-------- DATASET --------
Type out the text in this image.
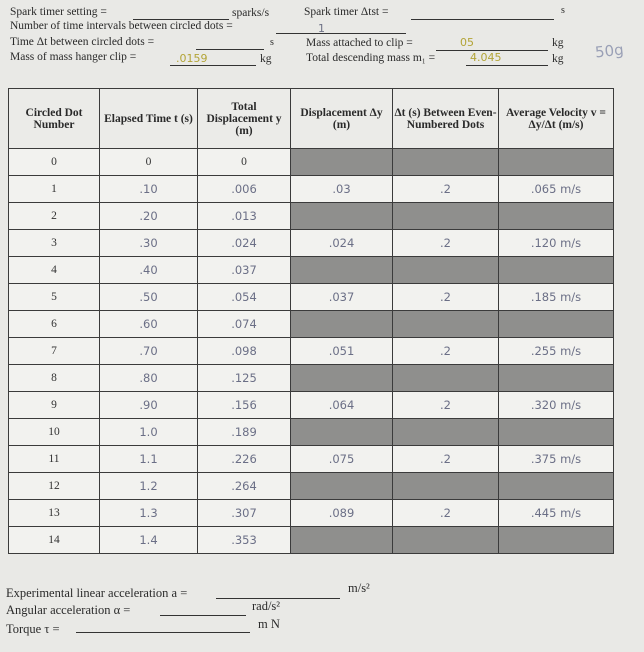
Spark timer setting =	sparks/s	Spark timer Δtst =	s
Number of time intervals between circled dots =	1
Time Δt between circled dots =	s	Mass attached to clip =	05	kg
Mass of mass hanger clip =	.0159	kg	Total descending mass m₁ =	4.045	kg 50g
Circled Dot Number	Elapsed Time t (s)	Total Displacement y (m)	Displacement Δy (m)	Δt (s) Between Even-Numbered Dots	Average Velocity v = Δy/Δt (m/s)
0	0	0			
1	.10	.006	.03	.2	.065 m/s
2	.20	.013			
3	.30	.024	.024	.2	.120 m/s
4	.40	.037			
5	.50	.054	.037	.2	.185 m/s
6	.60	.074			
7	.70	.098	.051	.2	.255 m/s
8	.80	.125			
9	.90	.156	.064	.2	.320 m/s
10	1.0	.189			
11	1.1	.226	.075	.2	.375 m/s
12	1.2	.264			
13	1.3	.307	.089	.2	.445 m/s
14	1.4	.353			
Experimental linear acceleration a =	m/s²
Angular acceleration α =	rad/s²
Torque τ =	m N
--------
### TASK PROMPT
Using the listing, collect all lines in which the string "clip" is found.

### WRITTEN RESPONSE
Time Δt between circled dots =	s	Mass attached to clip =	05	kg
Mass of mass hanger clip =	.0159	kg	Total descending mass m₁ =	4.045	kg 50g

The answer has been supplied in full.